▶ [Written task]: Search the listing below for the word "gaļas" and copy each line that holds it.

Dataset content start

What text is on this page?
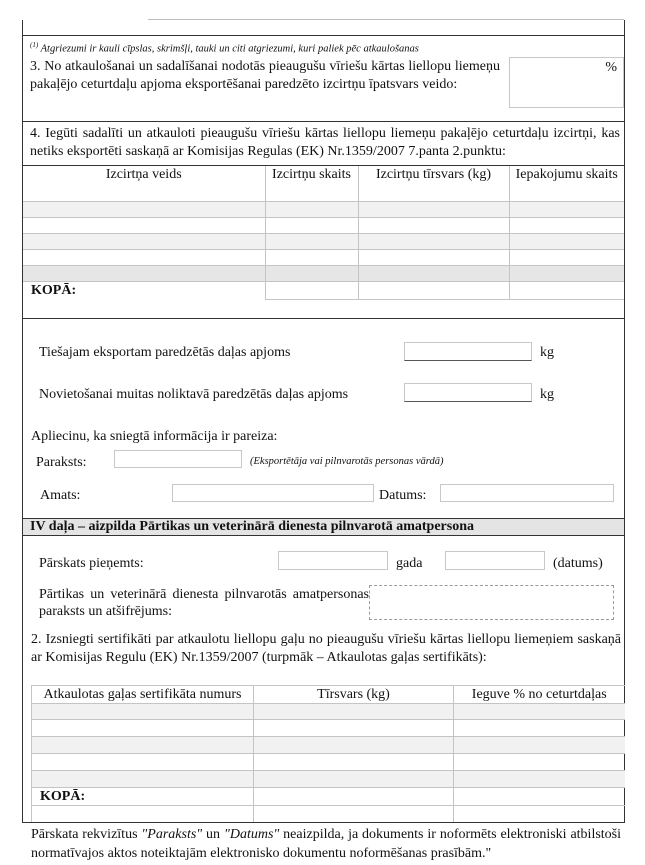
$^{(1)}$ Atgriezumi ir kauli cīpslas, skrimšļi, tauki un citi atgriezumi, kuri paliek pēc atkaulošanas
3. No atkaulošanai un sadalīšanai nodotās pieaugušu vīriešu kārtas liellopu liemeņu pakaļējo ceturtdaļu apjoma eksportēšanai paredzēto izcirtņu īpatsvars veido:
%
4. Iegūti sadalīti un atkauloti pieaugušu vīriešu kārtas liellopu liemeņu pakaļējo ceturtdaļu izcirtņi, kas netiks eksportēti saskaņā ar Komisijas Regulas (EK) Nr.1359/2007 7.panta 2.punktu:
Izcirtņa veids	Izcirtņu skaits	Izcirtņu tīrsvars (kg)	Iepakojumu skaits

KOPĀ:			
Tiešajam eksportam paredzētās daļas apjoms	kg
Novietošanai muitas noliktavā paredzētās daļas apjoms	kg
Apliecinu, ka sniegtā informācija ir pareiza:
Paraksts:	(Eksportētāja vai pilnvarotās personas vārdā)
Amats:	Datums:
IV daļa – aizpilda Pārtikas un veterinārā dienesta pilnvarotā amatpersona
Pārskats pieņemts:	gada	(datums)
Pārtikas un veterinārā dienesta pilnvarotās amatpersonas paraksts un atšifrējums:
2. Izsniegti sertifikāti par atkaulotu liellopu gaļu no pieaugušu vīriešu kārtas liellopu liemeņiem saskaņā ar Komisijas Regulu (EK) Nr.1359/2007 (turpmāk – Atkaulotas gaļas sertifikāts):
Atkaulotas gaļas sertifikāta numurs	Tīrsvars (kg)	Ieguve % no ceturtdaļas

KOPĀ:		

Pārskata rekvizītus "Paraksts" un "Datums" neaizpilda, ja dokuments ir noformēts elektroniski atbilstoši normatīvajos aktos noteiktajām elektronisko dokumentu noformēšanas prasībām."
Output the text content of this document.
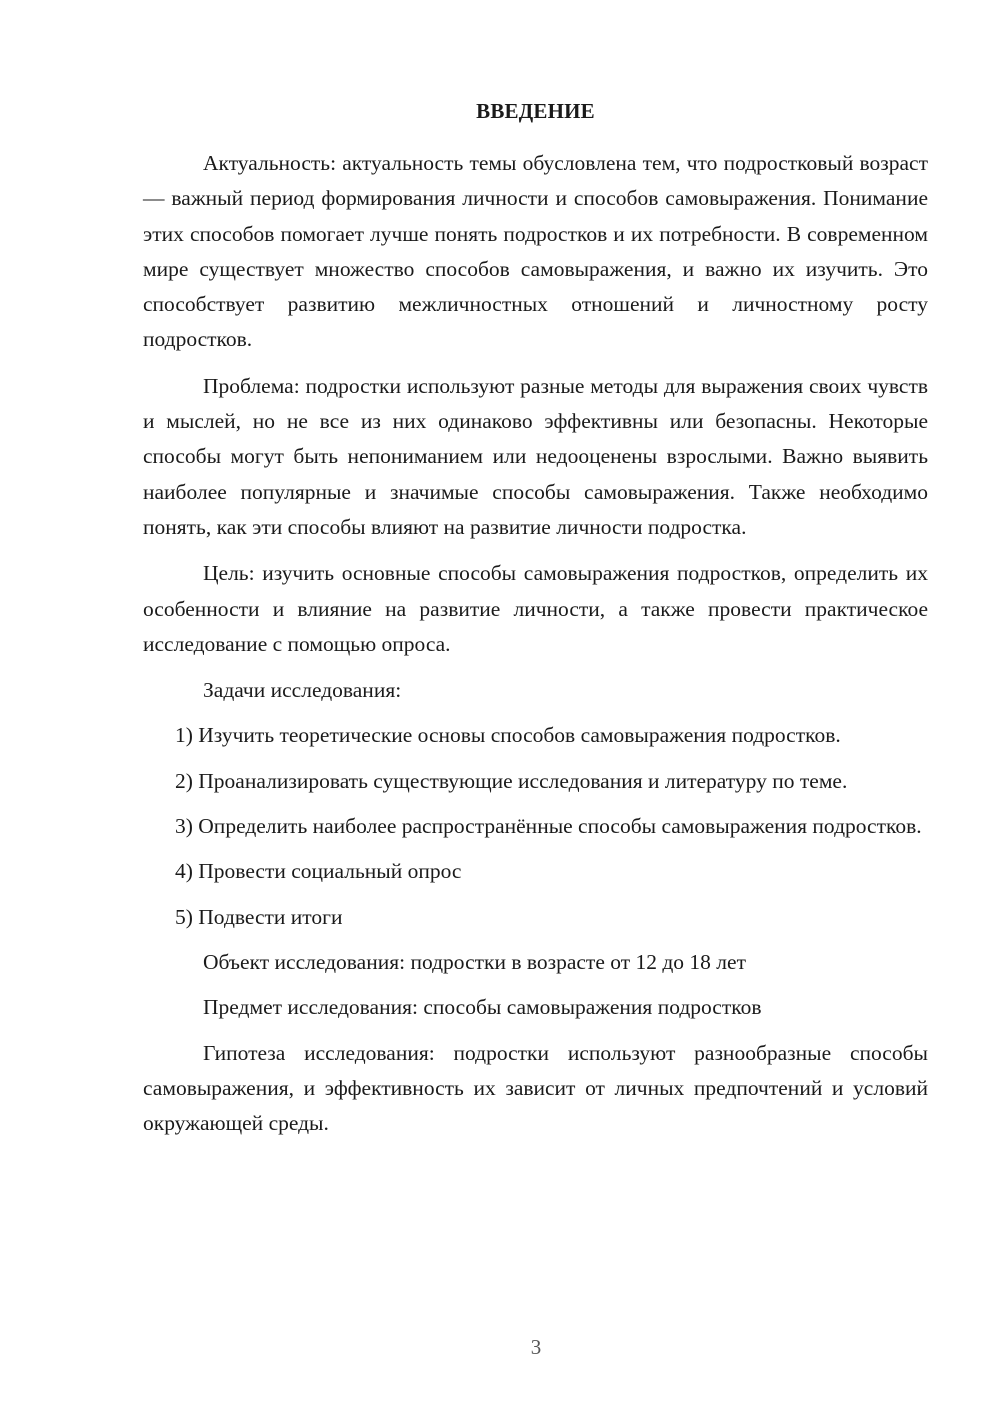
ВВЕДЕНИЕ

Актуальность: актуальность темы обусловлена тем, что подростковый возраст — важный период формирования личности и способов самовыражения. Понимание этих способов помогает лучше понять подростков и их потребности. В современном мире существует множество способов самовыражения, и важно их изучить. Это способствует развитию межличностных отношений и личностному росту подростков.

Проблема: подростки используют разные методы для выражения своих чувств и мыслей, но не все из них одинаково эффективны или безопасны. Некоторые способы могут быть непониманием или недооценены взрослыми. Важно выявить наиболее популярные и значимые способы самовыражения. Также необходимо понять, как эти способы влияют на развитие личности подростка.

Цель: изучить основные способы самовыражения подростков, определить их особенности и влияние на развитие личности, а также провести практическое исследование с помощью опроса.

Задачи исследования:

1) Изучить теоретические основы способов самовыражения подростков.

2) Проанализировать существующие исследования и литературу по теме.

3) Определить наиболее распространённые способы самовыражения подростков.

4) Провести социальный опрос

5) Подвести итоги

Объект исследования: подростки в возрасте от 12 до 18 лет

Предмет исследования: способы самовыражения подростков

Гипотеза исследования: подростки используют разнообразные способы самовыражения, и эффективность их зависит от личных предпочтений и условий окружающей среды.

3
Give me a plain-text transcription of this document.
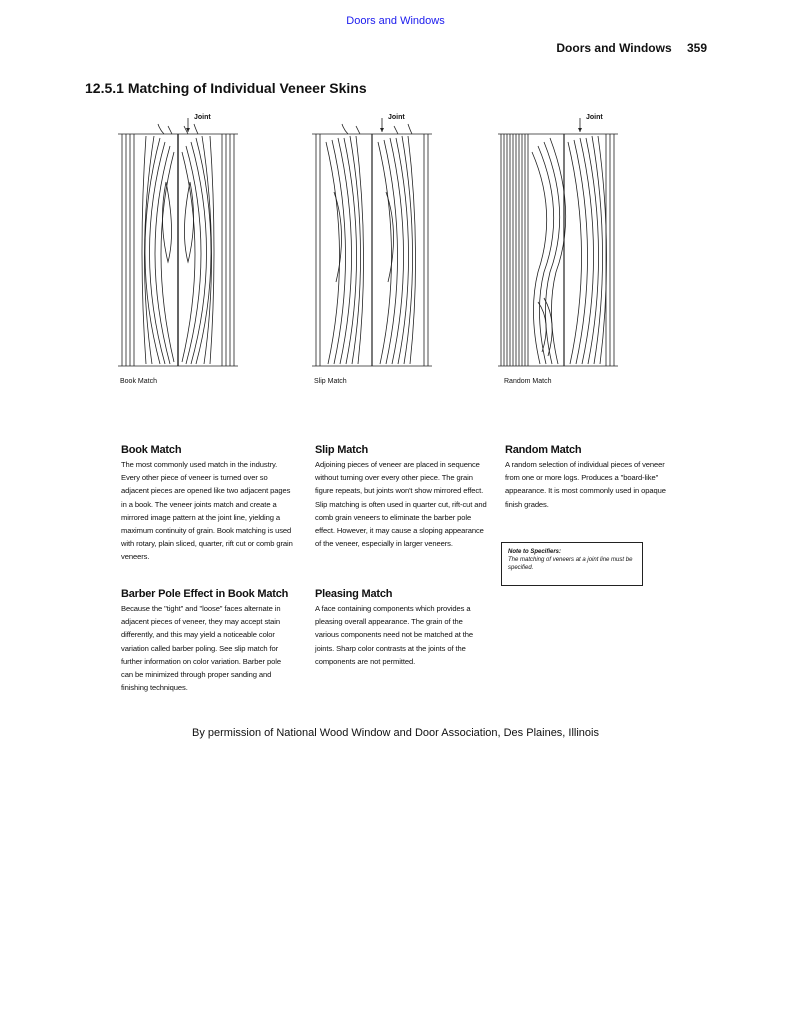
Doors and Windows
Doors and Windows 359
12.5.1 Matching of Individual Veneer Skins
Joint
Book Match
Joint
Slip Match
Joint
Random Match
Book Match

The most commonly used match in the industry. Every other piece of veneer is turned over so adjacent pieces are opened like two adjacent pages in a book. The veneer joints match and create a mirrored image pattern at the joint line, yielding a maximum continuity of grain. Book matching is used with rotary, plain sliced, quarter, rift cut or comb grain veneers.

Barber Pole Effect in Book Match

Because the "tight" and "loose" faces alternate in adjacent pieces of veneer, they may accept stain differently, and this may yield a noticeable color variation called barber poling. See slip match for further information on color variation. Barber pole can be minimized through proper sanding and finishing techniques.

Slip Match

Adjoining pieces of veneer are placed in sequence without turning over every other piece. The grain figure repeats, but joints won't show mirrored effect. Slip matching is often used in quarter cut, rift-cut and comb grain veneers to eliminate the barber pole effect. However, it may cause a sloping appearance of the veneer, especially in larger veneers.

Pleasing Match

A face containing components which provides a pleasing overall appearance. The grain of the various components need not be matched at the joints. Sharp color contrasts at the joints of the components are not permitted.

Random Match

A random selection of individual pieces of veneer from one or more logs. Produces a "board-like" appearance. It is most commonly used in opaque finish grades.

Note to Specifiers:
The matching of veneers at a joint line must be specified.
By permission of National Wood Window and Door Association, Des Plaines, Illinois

Dataset content end

▶ [Complete output]:
2. Izsniegti sertifikāti par atkaulotu liellopu gaļu no pieaugušu vīriešu kārtas liellopu liemeņiem saskaņā ar Komisijas Regulu (EK) Nr.1359/2007 (turpmāk – Atkaulotas gaļas sertifikāts):
Atkaulotas gaļas sertifikāta numurs	Tīrsvars (kg)	Ieguve % no ceturtdaļas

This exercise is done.